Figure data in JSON

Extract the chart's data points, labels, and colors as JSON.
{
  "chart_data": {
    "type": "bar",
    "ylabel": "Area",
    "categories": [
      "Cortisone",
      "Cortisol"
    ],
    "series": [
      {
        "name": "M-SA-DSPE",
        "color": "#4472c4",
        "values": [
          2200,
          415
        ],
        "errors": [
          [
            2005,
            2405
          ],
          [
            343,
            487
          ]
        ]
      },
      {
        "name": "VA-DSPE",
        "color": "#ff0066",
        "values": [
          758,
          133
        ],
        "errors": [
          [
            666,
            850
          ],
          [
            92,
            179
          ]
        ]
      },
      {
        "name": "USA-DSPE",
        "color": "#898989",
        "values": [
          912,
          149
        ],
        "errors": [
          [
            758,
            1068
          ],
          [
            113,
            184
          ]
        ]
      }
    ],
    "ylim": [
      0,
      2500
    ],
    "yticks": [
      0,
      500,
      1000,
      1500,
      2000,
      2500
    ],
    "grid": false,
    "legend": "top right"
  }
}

> WRITTEN REQUEST:
Write the listing out again, exactly as shown above.

> WORKED SOLUTION:
Extract the chart's data points, labels, and colors as JSON.
{
  "chart_data": {
    "type": "bar",
    "ylabel": "Area",
    "categories": [
      "Cortisone",
      "Cortisol"
    ],
    "series": [
      {
        "name": "M-SA-DSPE",
        "color": "#4472c4",
        "values": [
          2200,
          415
        ],
        "errors": [
          [
            2005,
            2405
          ],
          [
            343,
            487
          ]
        ]
      },
      {
        "name": "VA-DSPE",
        "color": "#ff0066",
        "values": [
          758,
          133
        ],
        "errors": [
          [
            666,
            850
          ],
          [
            92,
            179
          ]
        ]
      },
      {
        "name": "USA-DSPE",
        "color": "#898989",
        "values": [
          912,
          149
        ],
        "errors": [
          [
            758,
            1068
          ],
          [
            113,
            184
          ]
        ]
      }
    ],
    "ylim": [
      0,
      2500
    ],
    "yticks": [
      0,
      500,
      1000,
      1500,
      2000,
      2500
    ],
    "grid": false,
    "legend": "top right"
  }
}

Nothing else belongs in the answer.